#### Available records

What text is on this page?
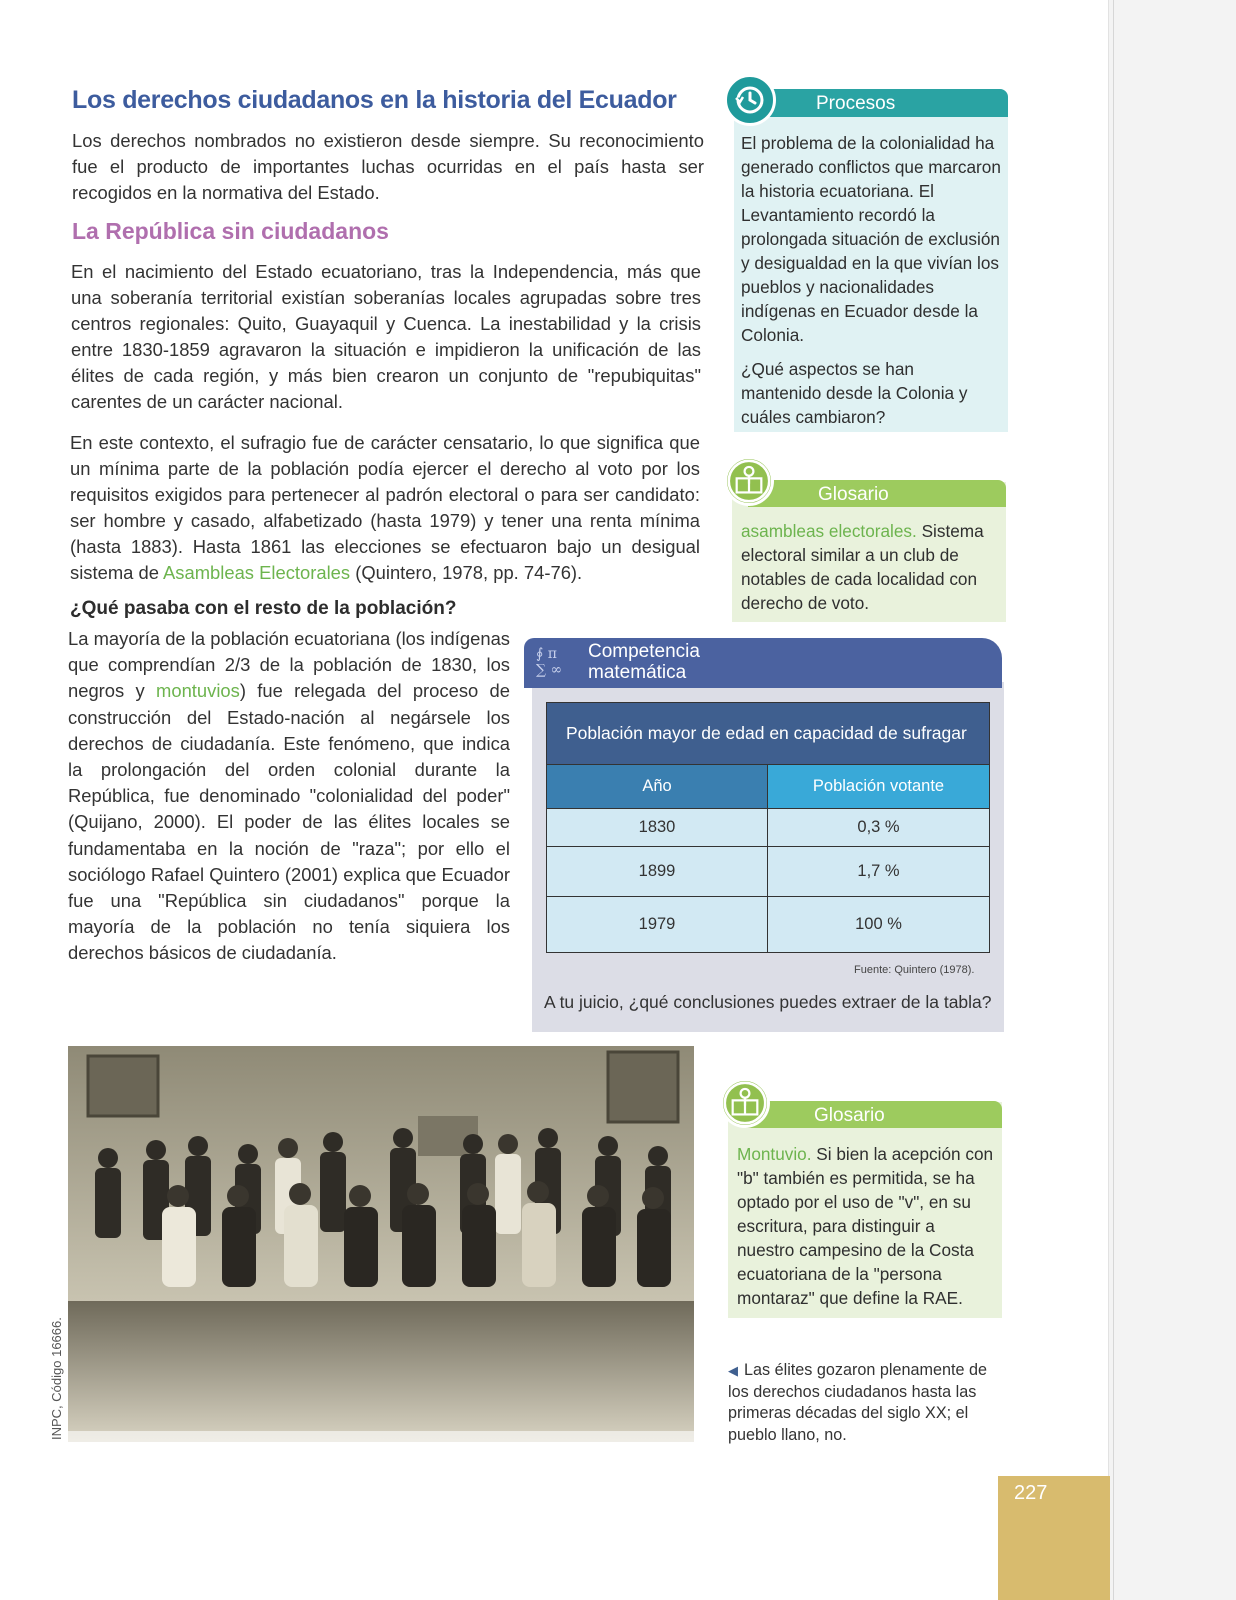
Los derechos ciudadanos en la historia del Ecuador

Los derechos nombrados no existieron desde siempre. Su reconocimiento fue el producto de importantes luchas ocurridas en el país hasta ser recogidos en la normativa del Estado.

La República sin ciudadanos

En el nacimiento del Estado ecuatoriano, tras la Independencia, más que una soberanía territorial existían soberanías locales agrupadas sobre tres centros regionales: Quito, Guayaquil y Cuenca. La inestabilidad y la crisis entre 1830-1859 agravaron la situación e impidieron la unificación de las élites de cada región, y más bien crearon un conjunto de "repubiquitas" carentes de un carácter nacional.

En este contexto, el sufragio fue de carácter censatario, lo que significa que un mínima parte de la población podía ejercer el derecho al voto por los requisitos exigidos para pertenecer al padrón electoral o para ser candidato: ser hombre y casado, alfabetizado (hasta 1979) y tener una renta mínima (hasta 1883). Hasta 1861 las elecciones se efectuaron bajo un desigual sistema de Asambleas Electorales (Quintero, 1978, pp. 74-76).

¿Qué pasaba con el resto de la población?

La mayoría de la población ecuatoriana (los indígenas que comprendían 2/3 de la población de 1830, los negros y montuvios) fue relegada del proceso de construcción del Estado-nación al negársele los derechos de ciudadanía. Este fenómeno, que indica la prolongación del orden colonial durante la República, fue denominado "colonialidad del poder" (Quijano, 2000). El poder de las élites locales se fundamentaba en la noción de "raza"; por ello el sociólogo Rafael Quintero (2001) explica que Ecuador fue una "República sin ciudadanos" porque la mayoría de la población no tenía siquiera los derechos básicos de ciudadanía.

Procesos

El problema de la colonialidad ha generado conflictos que marcaron la historia ecuatoriana. El Levantamiento recordó la prolongada situación de exclusión y desigualdad en la que vivían los pueblos y nacionalidades indígenas en Ecuador desde la Colonia.

¿Qué aspectos se han mantenido desde la Colonia y cuáles cambiaron?

Glosario

asambleas electorales. Sistema electoral similar a un club de notables de cada localidad con derecho de voto.

∮ π
∑ ∞
Competencia
matemática
Población mayor de edad en capacidad de sufragar	
Año	Población votante
1830	0,3 %
1899	1,7 %
1979	100 %
Fuente: Quintero (1978).
A tu juicio, ¿qué conclusiones puedes extraer de la tabla?
INPC, Código 16666.
Glosario

Montuvio. Si bien la acepción con "b" también es permitida, se ha optado por el uso de "v", en su escritura, para distinguir a nuestro campesino de la Costa ecuatoriana de la "persona montaraz" que define la RAE.

◀ Las élites gozaron plenamente de los derechos ciudadanos hasta las primeras décadas del siglo XX; el pueblo llano, no.

227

########

Reproduce the full listing faithfully, but do not carry over any pictures.

What text is on this page?
Los derechos ciudadanos en la historia del Ecuador

Los derechos nombrados no existieron desde siempre. Su reconocimiento fue el producto de importantes luchas ocurridas en el país hasta ser recogidos en la normativa del Estado.

La República sin ciudadanos

En el nacimiento del Estado ecuatoriano, tras la Independencia, más que una soberanía territorial existían soberanías locales agrupadas sobre tres centros regionales: Quito, Guayaquil y Cuenca. La inestabilidad y la crisis entre 1830-1859 agravaron la situación e impidieron la unificación de las élites de cada región, y más bien crearon un conjunto de "repubiquitas" carentes de un carácter nacional.

En este contexto, el sufragio fue de carácter censatario, lo que significa que un mínima parte de la población podía ejercer el derecho al voto por los requisitos exigidos para pertenecer al padrón electoral o para ser candidato: ser hombre y casado, alfabetizado (hasta 1979) y tener una renta mínima (hasta 1883). Hasta 1861 las elecciones se efectuaron bajo un desigual sistema de Asambleas Electorales (Quintero, 1978, pp. 74-76).

¿Qué pasaba con el resto de la población?

La mayoría de la población ecuatoriana (los indígenas que comprendían 2/3 de la población de 1830, los negros y montuvios) fue relegada del proceso de construcción del Estado-nación al negársele los derechos de ciudadanía. Este fenómeno, que indica la prolongación del orden colonial durante la República, fue denominado "colonialidad del poder" (Quijano, 2000). El poder de las élites locales se fundamentaba en la noción de "raza"; por ello el sociólogo Rafael Quintero (2001) explica que Ecuador fue una "República sin ciudadanos" porque la mayoría de la población no tenía siquiera los derechos básicos de ciudadanía.

Procesos

El problema de la colonialidad ha generado conflictos que marcaron la historia ecuatoriana. El Levantamiento recordó la prolongada situación de exclusión y desigualdad en la que vivían los pueblos y nacionalidades indígenas en Ecuador desde la Colonia.

¿Qué aspectos se han mantenido desde la Colonia y cuáles cambiaron?

Glosario

asambleas electorales. Sistema electoral similar a un club de notables de cada localidad con derecho de voto.

∮ π
∑ ∞
Competencia
matemática
Población mayor de edad en capacidad de sufragar	
Año	Población votante
1830	0,3 %
1899	1,7 %
1979	100 %
Fuente: Quintero (1978).
A tu juicio, ¿qué conclusiones puedes extraer de la tabla?
INPC, Código 16666.
Glosario

Montuvio. Si bien la acepción con "b" también es permitida, se ha optado por el uso de "v", en su escritura, para distinguir a nuestro campesino de la Costa ecuatoriana de la "persona montaraz" que define la RAE.

◀ Las élites gozaron plenamente de los derechos ciudadanos hasta las primeras décadas del siglo XX; el pueblo llano, no.

227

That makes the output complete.